Your objective:
Your task is to copy every record exactly.

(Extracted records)
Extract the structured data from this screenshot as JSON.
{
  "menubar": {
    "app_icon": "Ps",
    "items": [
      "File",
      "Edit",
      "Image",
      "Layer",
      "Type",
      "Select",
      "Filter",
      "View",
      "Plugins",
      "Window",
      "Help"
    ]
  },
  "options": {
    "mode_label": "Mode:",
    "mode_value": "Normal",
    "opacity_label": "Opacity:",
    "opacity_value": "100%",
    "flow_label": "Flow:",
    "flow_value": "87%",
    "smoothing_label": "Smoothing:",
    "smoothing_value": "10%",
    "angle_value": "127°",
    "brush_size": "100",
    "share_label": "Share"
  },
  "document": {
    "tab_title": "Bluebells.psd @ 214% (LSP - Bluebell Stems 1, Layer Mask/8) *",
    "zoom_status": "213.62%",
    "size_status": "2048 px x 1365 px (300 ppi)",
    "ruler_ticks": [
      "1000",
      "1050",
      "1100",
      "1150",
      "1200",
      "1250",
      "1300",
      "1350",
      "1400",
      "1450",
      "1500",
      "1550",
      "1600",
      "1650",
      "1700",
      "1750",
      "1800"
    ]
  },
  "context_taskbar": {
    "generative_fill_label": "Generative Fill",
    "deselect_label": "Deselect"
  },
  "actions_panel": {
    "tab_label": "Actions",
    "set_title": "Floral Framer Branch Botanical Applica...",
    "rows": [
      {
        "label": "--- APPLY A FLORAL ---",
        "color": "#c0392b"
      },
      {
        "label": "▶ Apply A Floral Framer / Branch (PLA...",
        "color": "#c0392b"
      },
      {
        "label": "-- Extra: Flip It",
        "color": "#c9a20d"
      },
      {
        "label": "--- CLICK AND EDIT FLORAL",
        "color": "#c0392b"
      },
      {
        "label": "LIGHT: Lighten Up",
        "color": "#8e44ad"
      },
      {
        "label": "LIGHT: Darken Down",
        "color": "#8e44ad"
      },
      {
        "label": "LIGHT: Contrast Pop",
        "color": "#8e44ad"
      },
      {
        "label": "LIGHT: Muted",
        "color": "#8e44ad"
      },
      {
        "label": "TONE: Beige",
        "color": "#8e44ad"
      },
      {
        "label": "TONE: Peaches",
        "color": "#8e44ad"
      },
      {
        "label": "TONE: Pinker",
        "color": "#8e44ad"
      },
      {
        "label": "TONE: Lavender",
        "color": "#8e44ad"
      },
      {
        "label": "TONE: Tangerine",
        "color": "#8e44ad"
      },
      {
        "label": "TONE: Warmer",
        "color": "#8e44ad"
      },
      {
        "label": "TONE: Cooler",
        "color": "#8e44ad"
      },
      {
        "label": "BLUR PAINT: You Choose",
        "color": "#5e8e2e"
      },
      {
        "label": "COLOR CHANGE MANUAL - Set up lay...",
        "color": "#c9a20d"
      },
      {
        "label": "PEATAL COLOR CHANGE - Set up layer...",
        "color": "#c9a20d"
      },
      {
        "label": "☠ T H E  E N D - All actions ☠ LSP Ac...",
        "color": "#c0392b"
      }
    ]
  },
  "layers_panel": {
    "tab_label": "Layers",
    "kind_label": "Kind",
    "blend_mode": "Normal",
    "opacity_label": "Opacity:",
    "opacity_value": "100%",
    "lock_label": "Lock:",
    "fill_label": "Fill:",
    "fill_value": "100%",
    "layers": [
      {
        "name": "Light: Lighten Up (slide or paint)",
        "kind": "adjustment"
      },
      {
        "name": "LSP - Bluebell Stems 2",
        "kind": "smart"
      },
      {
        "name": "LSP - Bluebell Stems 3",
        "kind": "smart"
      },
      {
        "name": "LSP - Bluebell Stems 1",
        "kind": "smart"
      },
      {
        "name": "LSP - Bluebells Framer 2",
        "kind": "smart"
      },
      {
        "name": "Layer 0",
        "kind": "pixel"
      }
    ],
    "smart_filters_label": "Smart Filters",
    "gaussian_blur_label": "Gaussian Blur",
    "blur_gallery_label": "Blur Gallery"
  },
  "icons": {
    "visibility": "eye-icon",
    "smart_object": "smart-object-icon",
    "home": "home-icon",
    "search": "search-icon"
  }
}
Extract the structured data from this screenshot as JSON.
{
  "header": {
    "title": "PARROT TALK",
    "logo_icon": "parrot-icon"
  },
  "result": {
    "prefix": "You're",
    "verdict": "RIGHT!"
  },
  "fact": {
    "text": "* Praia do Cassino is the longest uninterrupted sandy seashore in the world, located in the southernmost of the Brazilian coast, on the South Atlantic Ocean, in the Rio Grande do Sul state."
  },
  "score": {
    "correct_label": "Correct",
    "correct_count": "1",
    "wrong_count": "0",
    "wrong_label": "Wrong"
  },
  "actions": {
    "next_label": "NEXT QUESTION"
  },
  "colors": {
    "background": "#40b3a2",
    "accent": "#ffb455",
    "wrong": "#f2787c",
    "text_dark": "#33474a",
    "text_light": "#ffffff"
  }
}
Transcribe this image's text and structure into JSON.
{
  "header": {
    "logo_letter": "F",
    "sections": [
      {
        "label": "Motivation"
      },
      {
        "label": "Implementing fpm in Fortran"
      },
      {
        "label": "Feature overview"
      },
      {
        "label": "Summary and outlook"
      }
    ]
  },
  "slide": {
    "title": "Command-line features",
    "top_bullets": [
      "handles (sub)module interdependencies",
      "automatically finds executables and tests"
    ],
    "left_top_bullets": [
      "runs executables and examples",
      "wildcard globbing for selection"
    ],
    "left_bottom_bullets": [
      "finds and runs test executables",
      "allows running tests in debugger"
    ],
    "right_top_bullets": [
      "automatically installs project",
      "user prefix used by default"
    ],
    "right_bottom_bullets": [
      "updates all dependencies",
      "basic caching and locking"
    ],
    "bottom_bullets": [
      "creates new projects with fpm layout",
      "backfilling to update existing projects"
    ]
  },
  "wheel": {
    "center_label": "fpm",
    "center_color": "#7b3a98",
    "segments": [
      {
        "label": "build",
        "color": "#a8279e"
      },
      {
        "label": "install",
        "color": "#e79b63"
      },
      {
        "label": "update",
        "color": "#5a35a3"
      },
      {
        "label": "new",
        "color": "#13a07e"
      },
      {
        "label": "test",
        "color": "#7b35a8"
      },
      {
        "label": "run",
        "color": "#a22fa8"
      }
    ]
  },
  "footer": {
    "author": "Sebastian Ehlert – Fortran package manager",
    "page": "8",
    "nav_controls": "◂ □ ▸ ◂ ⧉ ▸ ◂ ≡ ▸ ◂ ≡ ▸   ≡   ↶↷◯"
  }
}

Task solution:
Extract the structured data from this screenshot as JSON.
{
  "menubar": {
    "app_icon": "Ps",
    "items": [
      "File",
      "Edit",
      "Image",
      "Layer",
      "Type",
      "Select",
      "Filter",
      "View",
      "Plugins",
      "Window",
      "Help"
    ]
  },
  "options": {
    "mode_label": "Mode:",
    "mode_value": "Normal",
    "opacity_label": "Opacity:",
    "opacity_value": "100%",
    "flow_label": "Flow:",
    "flow_value": "87%",
    "smoothing_label": "Smoothing:",
    "smoothing_value": "10%",
    "angle_value": "127°",
    "brush_size": "100",
    "share_label": "Share"
  },
  "document": {
    "tab_title": "Bluebells.psd @ 214% (LSP - Bluebell Stems 1, Layer Mask/8) *",
    "zoom_status": "213.62%",
    "size_status": "2048 px x 1365 px (300 ppi)",
    "ruler_ticks": [
      "1000",
      "1050",
      "1100",
      "1150",
      "1200",
      "1250",
      "1300",
      "1350",
      "1400",
      "1450",
      "1500",
      "1550",
      "1600",
      "1650",
      "1700",
      "1750",
      "1800"
    ]
  },
  "context_taskbar": {
    "generative_fill_label": "Generative Fill",
    "deselect_label": "Deselect"
  },
  "actions_panel": {
    "tab_label": "Actions",
    "set_title": "Floral Framer Branch Botanical Applica...",
    "rows": [
      {
        "label": "--- APPLY A FLORAL ---",
        "color": "#c0392b"
      },
      {
        "label": "▶ Apply A Floral Framer / Branch (PLA...",
        "color": "#c0392b"
      },
      {
        "label": "-- Extra: Flip It",
        "color": "#c9a20d"
      },
      {
        "label": "--- CLICK AND EDIT FLORAL",
        "color": "#c0392b"
      },
      {
        "label": "LIGHT: Lighten Up",
        "color": "#8e44ad"
      },
      {
        "label": "LIGHT: Darken Down",
        "color": "#8e44ad"
      },
      {
        "label": "LIGHT: Contrast Pop",
        "color": "#8e44ad"
      },
      {
        "label": "LIGHT: Muted",
        "color": "#8e44ad"
      },
      {
        "label": "TONE: Beige",
        "color": "#8e44ad"
      },
      {
        "label": "TONE: Peaches",
        "color": "#8e44ad"
      },
      {
        "label": "TONE: Pinker",
        "color": "#8e44ad"
      },
      {
        "label": "TONE: Lavender",
        "color": "#8e44ad"
      },
      {
        "label": "TONE: Tangerine",
        "color": "#8e44ad"
      },
      {
        "label": "TONE: Warmer",
        "color": "#8e44ad"
      },
      {
        "label": "TONE: Cooler",
        "color": "#8e44ad"
      },
      {
        "label": "BLUR PAINT: You Choose",
        "color": "#5e8e2e"
      },
      {
        "label": "COLOR CHANGE MANUAL - Set up lay...",
        "color": "#c9a20d"
      },
      {
        "label": "PEATAL COLOR CHANGE - Set up layer...",
        "color": "#c9a20d"
      },
      {
        "label": "☠ T H E  E N D - All actions ☠ LSP Ac...",
        "color": "#c0392b"
      }
    ]
  },
  "layers_panel": {
    "tab_label": "Layers",
    "kind_label": "Kind",
    "blend_mode": "Normal",
    "opacity_label": "Opacity:",
    "opacity_value": "100%",
    "lock_label": "Lock:",
    "fill_label": "Fill:",
    "fill_value": "100%",
    "layers": [
      {
        "name": "Light: Lighten Up (slide or paint)",
        "kind": "adjustment"
      },
      {
        "name": "LSP - Bluebell Stems 2",
        "kind": "smart"
      },
      {
        "name": "LSP - Bluebell Stems 3",
        "kind": "smart"
      },
      {
        "name": "LSP - Bluebell Stems 1",
        "kind": "smart"
      },
      {
        "name": "LSP - Bluebells Framer 2",
        "kind": "smart"
      },
      {
        "name": "Layer 0",
        "kind": "pixel"
      }
    ],
    "smart_filters_label": "Smart Filters",
    "gaussian_blur_label": "Gaussian Blur",
    "blur_gallery_label": "Blur Gallery"
  },
  "icons": {
    "visibility": "eye-icon",
    "smart_object": "smart-object-icon",
    "home": "home-icon",
    "search": "search-icon"
  }
}
Extract the structured data from this screenshot as JSON.
{
  "header": {
    "title": "PARROT TALK",
    "logo_icon": "parrot-icon"
  },
  "result": {
    "prefix": "You're",
    "verdict": "RIGHT!"
  },
  "fact": {
    "text": "* Praia do Cassino is the longest uninterrupted sandy seashore in the world, located in the southernmost of the Brazilian coast, on the South Atlantic Ocean, in the Rio Grande do Sul state."
  },
  "score": {
    "correct_label": "Correct",
    "correct_count": "1",
    "wrong_count": "0",
    "wrong_label": "Wrong"
  },
  "actions": {
    "next_label": "NEXT QUESTION"
  },
  "colors": {
    "background": "#40b3a2",
    "accent": "#ffb455",
    "wrong": "#f2787c",
    "text_dark": "#33474a",
    "text_light": "#ffffff"
  }
}
Transcribe this image's text and structure into JSON.
{
  "header": {
    "logo_letter": "F",
    "sections": [
      {
        "label": "Motivation"
      },
      {
        "label": "Implementing fpm in Fortran"
      },
      {
        "label": "Feature overview"
      },
      {
        "label": "Summary and outlook"
      }
    ]
  },
  "slide": {
    "title": "Command-line features",
    "top_bullets": [
      "handles (sub)module interdependencies",
      "automatically finds executables and tests"
    ],
    "left_top_bullets": [
      "runs executables and examples",
      "wildcard globbing for selection"
    ],
    "left_bottom_bullets": [
      "finds and runs test executables",
      "allows running tests in debugger"
    ],
    "right_top_bullets": [
      "automatically installs project",
      "user prefix used by default"
    ],
    "right_bottom_bullets": [
      "updates all dependencies",
      "basic caching and locking"
    ],
    "bottom_bullets": [
      "creates new projects with fpm layout",
      "backfilling to update existing projects"
    ]
  },
  "wheel": {
    "center_label": "fpm",
    "center_color": "#7b3a98",
    "segments": [
      {
        "label": "build",
        "color": "#a8279e"
      },
      {
        "label": "install",
        "color": "#e79b63"
      },
      {
        "label": "update",
        "color": "#5a35a3"
      },
      {
        "label": "new",
        "color": "#13a07e"
      },
      {
        "label": "test",
        "color": "#7b35a8"
      },
      {
        "label": "run",
        "color": "#a22fa8"
      }
    ]
  },
  "footer": {
    "author": "Sebastian Ehlert – Fortran package manager",
    "page": "8",
    "nav_controls": "◂ □ ▸ ◂ ⧉ ▸ ◂ ≡ ▸ ◂ ≡ ▸   ≡   ↶↷◯"
  }
}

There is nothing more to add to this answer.